## What is expected
From the line that contains "Output the text content of this document." through the closing line of the entries, write out each line exactly; pictures stay out.

## Dataset entries
--------

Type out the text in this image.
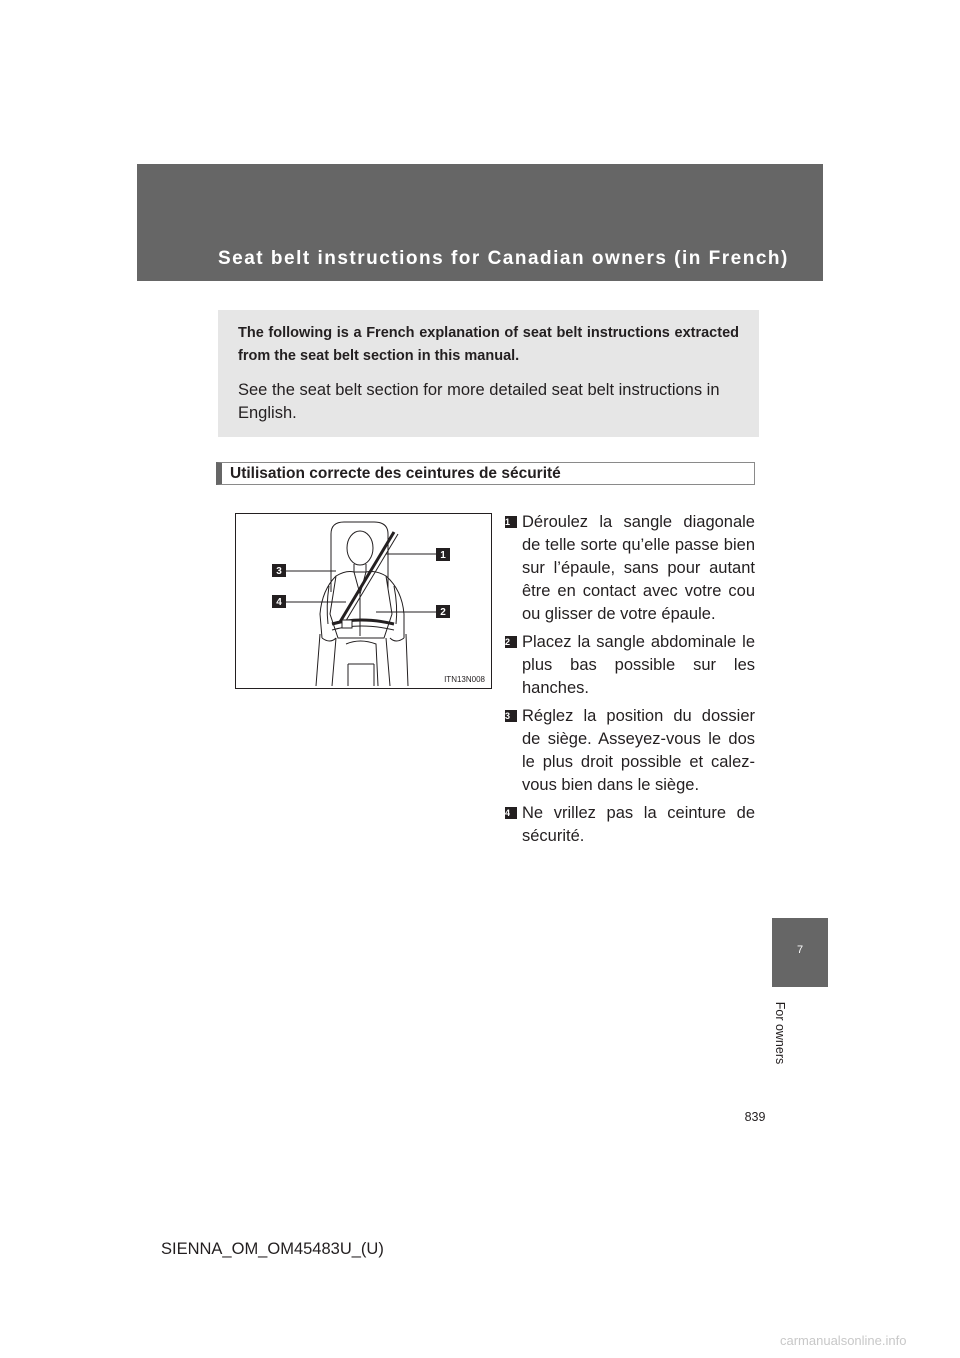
Seat belt instructions for Canadian owners (in French)

The following is a French explanation of seat belt instructions extracted from the seat belt section in this manual.

See the seat belt section for more detailed seat belt instructions in English.

Utilisation correcte des ceintures de sécurité
3
4
1
2
ITN13N008
1 Déroulez la sangle diagonale de telle sorte qu’elle passe bien sur l’épaule, sans pour autant être en contact avec votre cou ou glisser de votre épaule.
2 Placez la sangle abdominale le plus bas possible sur les hanches.
3 Réglez la position du dossier de siège. Asseyez-vous le dos le plus droit possible et calez-vous bien dans le siège.
4 Ne vrillez pas la ceinture de sécurité.
7
For owners
839
SIENNA_OM_OM45483U_(U)
carmanualsonline.info
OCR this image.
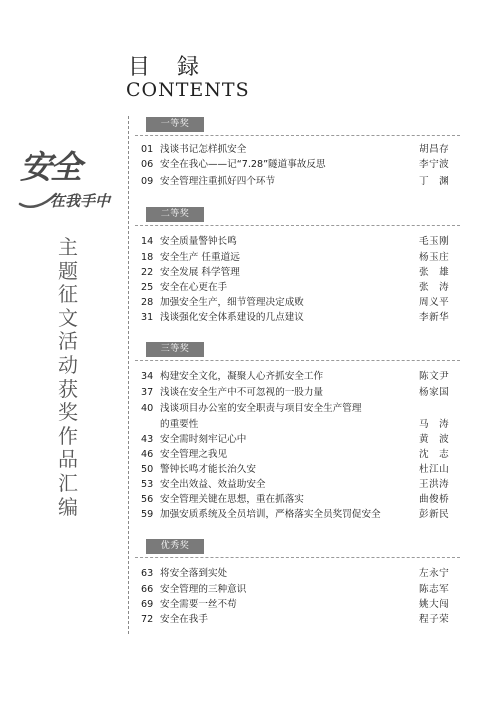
目 録
CONTENTS
安全
在我手中
主
题
征
文
活
动
获
奖
作
品
汇
编
一等奖
01 浅谈书记怎样抓安全	胡昌存
06 安全在我心——记“7.28”隧道事故反思	李宁波
09 安全管理注重抓好四个环节	丁　渊
二等奖
14 安全质量警钟长鸣	毛玉刚
18 安全生产 任重道远	杨玉庄
22 安全发展 科学管理	张　雄
25 安全在心更在手	张　涛
28 加强安全生产，细节管理决定成败	周义平
31 浅谈强化安全体系建设的几点建议	李新华
三等奖
34 构建安全文化，凝聚人心齐抓安全工作	陈文尹
37 浅谈在安全生产中不可忽视的一股力量	杨家国
40 浅谈项目办公室的安全职责与项目安全生产管理
的重要性	马　涛
43 安全需时刻牢记心中	黄　波
46 安全管理之我见	沈　志
50 警钟长鸣才能长治久安	杜江山
53 安全出效益、效益助安全	王洪涛
56 安全管理关键在思想，重在抓落实	曲俊桥
59 加强安质系统及全员培训，严格落实全员奖罚促安全	彭新民
优秀奖
63 将安全落到实处	左永宁
66 安全管理的三种意识	陈志军
69 安全需要一丝不苟	姚大闯
72 安全在我手	程子荣
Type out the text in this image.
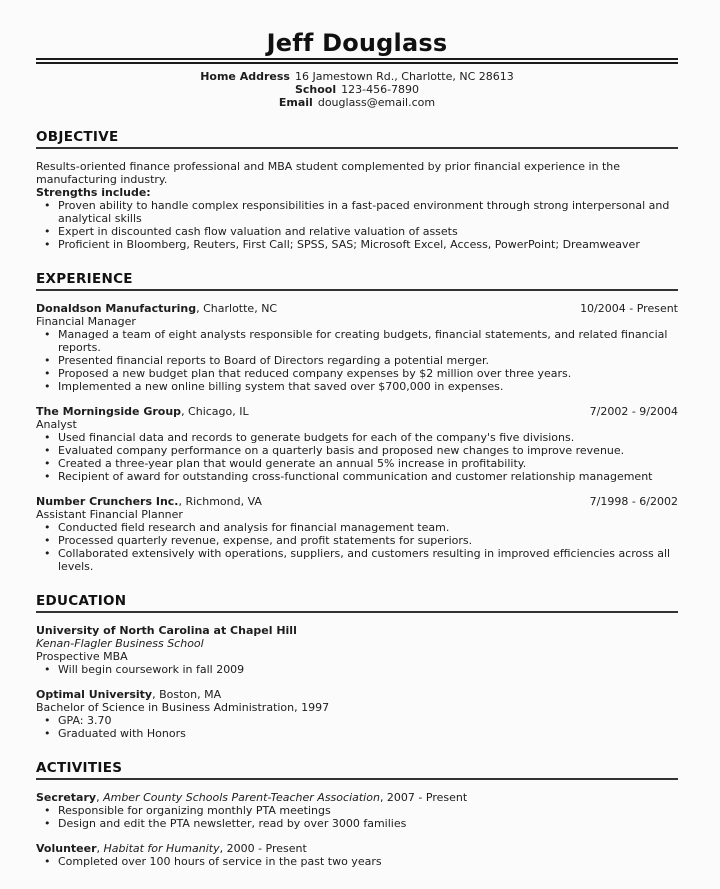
Jeff Douglass
Home Address 16 Jamestown Rd., Charlotte, NC 28613
School 123-456-7890
Email douglass@email.com
OBJECTIVE

Results-oriented finance professional and MBA student complemented by prior financial experience in the manufacturing industry.

Strengths include:

• Proven ability to handle complex responsibilities in a fast-paced environment through strong interpersonal and analytical skills
• Expert in discounted cash flow valuation and relative valuation of assets
• Proficient in Bloomberg, Reuters, First Call; SPSS, SAS; Microsoft Excel, Access, PowerPoint; Dreamweaver
EXPERIENCE
Donaldson Manufacturing, Charlotte, NC	10/2004 - Present

Financial Manager

• Managed a team of eight analysts responsible for creating budgets, financial statements, and related financial reports.
• Presented financial reports to Board of Directors regarding a potential merger.
• Proposed a new budget plan that reduced company expenses by $2 million over three years.
• Implemented a new online billing system that saved over $700,000 in expenses.
The Morningside Group, Chicago, IL	7/2002 - 9/2004

Analyst

• Used financial data and records to generate budgets for each of the company's five divisions.
• Evaluated company performance on a quarterly basis and proposed new changes to improve revenue.
• Created a three-year plan that would generate an annual 5% increase in profitability.
• Recipient of award for outstanding cross-functional communication and customer relationship management
Number Crunchers Inc., Richmond, VA	7/1998 - 6/2002

Assistant Financial Planner

• Conducted field research and analysis for financial management team.
• Processed quarterly revenue, expense, and profit statements for superiors.
• Collaborated extensively with operations, suppliers, and customers resulting in improved efficiencies across all levels.
EDUCATION

University of North Carolina at Chapel Hill

Kenan-Flagler Business School

Prospective MBA

• Will begin coursework in fall 2009

Optimal University, Boston, MA

Bachelor of Science in Business Administration, 1997

• GPA: 3.70
• Graduated with Honors
ACTIVITIES

Secretary, Amber County Schools Parent-Teacher Association, 2007 - Present

• Responsible for organizing monthly PTA meetings
• Design and edit the PTA newsletter, read by over 3000 families

Volunteer, Habitat for Humanity, 2000 - Present

• Completed over 100 hours of service in the past two years
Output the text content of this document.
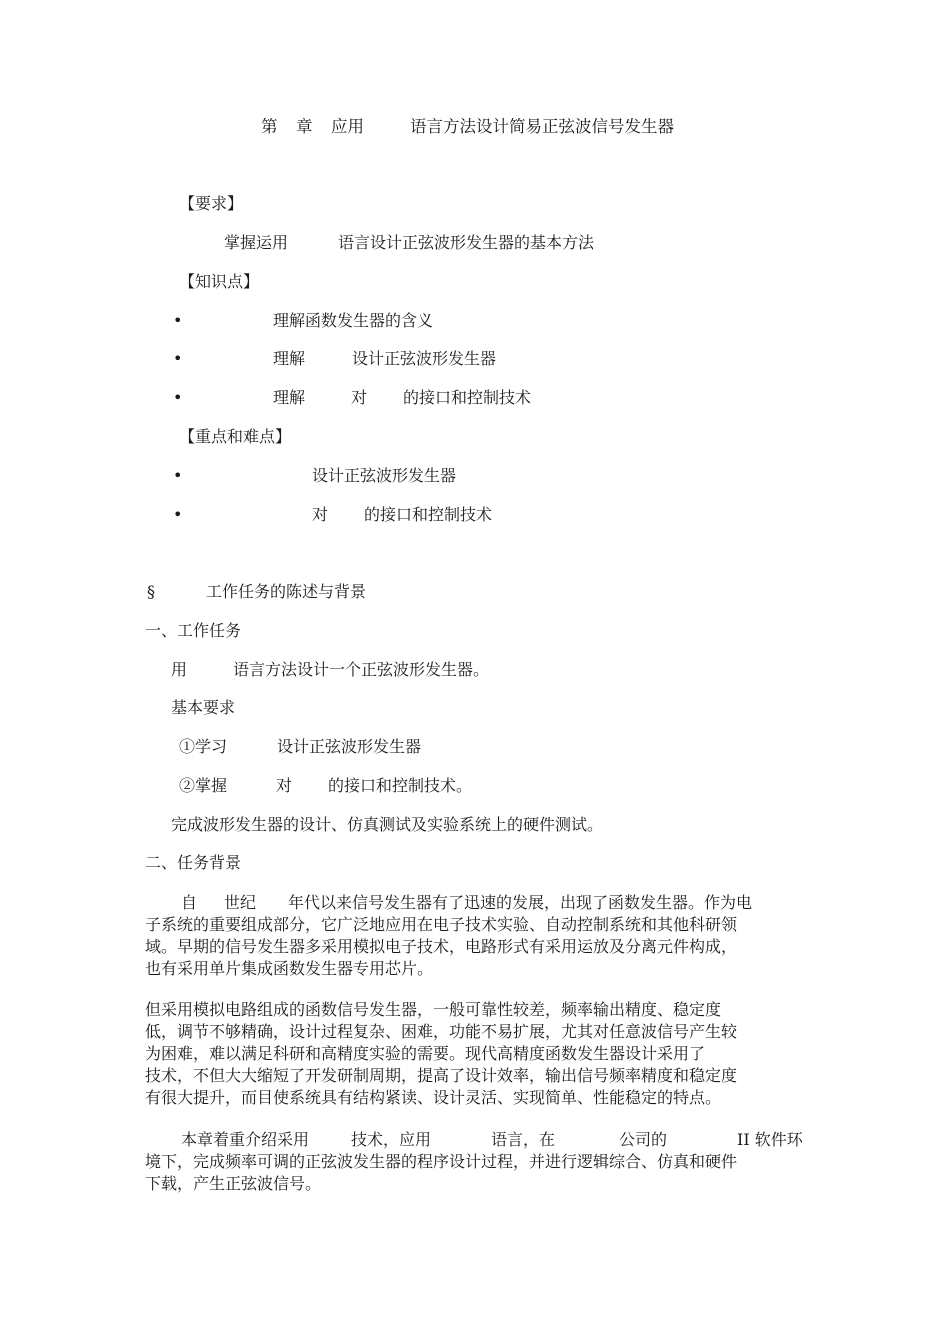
第 章 应用	语言方法设计简易正弦波信号发生器
【要求】
掌握运用	语言设计正弦波形发生器的基本方法
【知识点】
•	理解函数发生器的含义
•	理解	设计正弦波形发生器
•	理解	对 的接口和控制技术
【重点和难点】
•	设计正弦波形发生器
•	对 的接口和控制技术
§	工作任务的陈述与背景
一、工作任务
用	语言方法设计一个正弦波形发生器。
基本要求
①学习	设计正弦波形发生器
②掌握	对 的接口和控制技术。
完成波形发生器的设计、仿真测试及实验系统上的硬件测试。
二、任务背景
自 世纪 年代以来信号发生器有了迅速的发展，出现了函数发生器。作为电
子系统的重要组成部分，它广泛地应用在电子技术实验、自动控制系统和其他科研领
域。早期的信号发生器多采用模拟电子技术，电路形式有采用运放及分离元件构成，
也有采用单片集成函数发生器专用芯片。
但采用模拟电路组成的函数信号发生器，一般可靠性较差，频率输出精度、稳定度
低，调节不够精确，设计过程复杂、困难，功能不易扩展，尤其对任意波信号产生较
为困难，难以满足科研和高精度实验的需要。现代高精度函数发生器设计采用了
技术，不但大大缩短了开发研制周期，提高了设计效率，输出信号频率精度和稳定度
有很大提升，而目使系统具有结构紧读、设计灵活、实现简单、性能稳定的特点。
本章着重介绍采用	技术，应用	语言，在	公司的	II 软件环
境下，完成频率可调的正弦波发生器的程序设计过程，并进行逻辑综合、仿真和硬件
下载，产生正弦波信号。
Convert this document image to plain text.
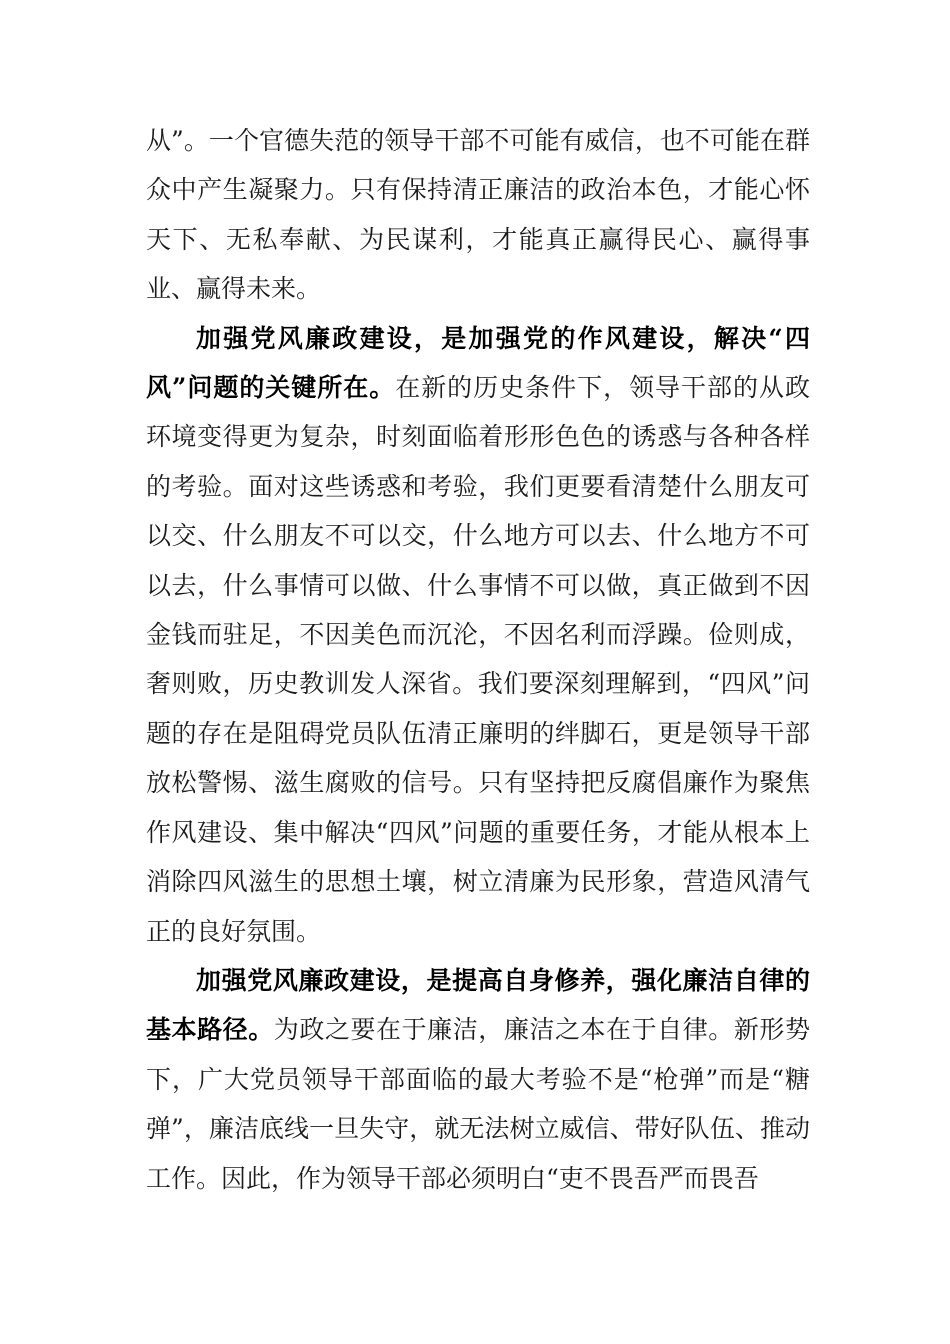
从”。一个官德失范的领导干部不可能有威信，也不可能在群众中产生凝聚力。只有保持清正廉洁的政治本色，才能心怀天下、无私奉献、为民谋利，才能真正赢得民心、赢得事业、赢得未来。

加强党风廉政建设，是加强党的作风建设，解决“四风”问题的关键所在。在新的历史条件下，领导干部的从政环境变得更为复杂，时刻面临着形形色色的诱惑与各种各样的考验。面对这些诱惑和考验，我们更要看清楚什么朋友可以交、什么朋友不可以交，什么地方可以去、什么地方不可以去，什么事情可以做、什么事情不可以做，真正做到不因金钱而驻足，不因美色而沉沦，不因名利而浮躁。俭则成，奢则败，历史教训发人深省。我们要深刻理解到，“四风”问题的存在是阻碍党员队伍清正廉明的绊脚石，更是领导干部放松警惕、滋生腐败的信号。只有坚持把反腐倡廉作为聚焦作风建设、集中解决“四风”问题的重要任务，才能从根本上消除四风滋生的思想土壤，树立清廉为民形象，营造风清气正的良好氛围。

加强党风廉政建设，是提高自身修养，强化廉洁自律的基本路径。为政之要在于廉洁，廉洁之本在于自律。新形势下，广大党员领导干部面临的最大考验不是“枪弹”而是“糖弹”，廉洁底线一旦失守，就无法树立威信、带好队伍、推动工作。因此，作为领导干部必须明白“吏不畏吾严而畏吾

--------

## Solution below
Output the text content of this document.
第 章 应用	语言方法设计简易正弦波信号发生器
【要求】
掌握运用	语言设计正弦波形发生器的基本方法
【知识点】
•	理解函数发生器的含义
•	理解	设计正弦波形发生器
•	理解	对 的接口和控制技术
【重点和难点】
•	设计正弦波形发生器
•	对 的接口和控制技术
§	工作任务的陈述与背景
一、工作任务
用	语言方法设计一个正弦波形发生器。
基本要求
①学习	设计正弦波形发生器
②掌握	对 的接口和控制技术。
完成波形发生器的设计、仿真测试及实验系统上的硬件测试。
二、任务背景
自 世纪 年代以来信号发生器有了迅速的发展，出现了函数发生器。作为电
子系统的重要组成部分，它广泛地应用在电子技术实验、自动控制系统和其他科研领
域。早期的信号发生器多采用模拟电子技术，电路形式有采用运放及分离元件构成，
也有采用单片集成函数发生器专用芯片。
但采用模拟电路组成的函数信号发生器，一般可靠性较差，频率输出精度、稳定度
低，调节不够精确，设计过程复杂、困难，功能不易扩展，尤其对任意波信号产生较
为困难，难以满足科研和高精度实验的需要。现代高精度函数发生器设计采用了
技术，不但大大缩短了开发研制周期，提高了设计效率，输出信号频率精度和稳定度
有很大提升，而目使系统具有结构紧读、设计灵活、实现简单、性能稳定的特点。
本章着重介绍采用	技术，应用	语言，在	公司的	II 软件环
境下，完成频率可调的正弦波发生器的程序设计过程，并进行逻辑综合、仿真和硬件
下载，产生正弦波信号。
Convert this document image to plain text.
从”。一个官德失范的领导干部不可能有威信，也不可能在群众中产生凝聚力。只有保持清正廉洁的政治本色，才能心怀天下、无私奉献、为民谋利，才能真正赢得民心、赢得事业、赢得未来。

加强党风廉政建设，是加强党的作风建设，解决“四风”问题的关键所在。在新的历史条件下，领导干部的从政环境变得更为复杂，时刻面临着形形色色的诱惑与各种各样的考验。面对这些诱惑和考验，我们更要看清楚什么朋友可以交、什么朋友不可以交，什么地方可以去、什么地方不可以去，什么事情可以做、什么事情不可以做，真正做到不因金钱而驻足，不因美色而沉沦，不因名利而浮躁。俭则成，奢则败，历史教训发人深省。我们要深刻理解到，“四风”问题的存在是阻碍党员队伍清正廉明的绊脚石，更是领导干部放松警惕、滋生腐败的信号。只有坚持把反腐倡廉作为聚焦作风建设、集中解决“四风”问题的重要任务，才能从根本上消除四风滋生的思想土壤，树立清廉为民形象，营造风清气正的良好氛围。

加强党风廉政建设，是提高自身修养，强化廉洁自律的基本路径。为政之要在于廉洁，廉洁之本在于自律。新形势下，广大党员领导干部面临的最大考验不是“枪弹”而是“糖弹”，廉洁底线一旦失守，就无法树立威信、带好队伍、推动工作。因此，作为领导干部必须明白“吏不畏吾严而畏吾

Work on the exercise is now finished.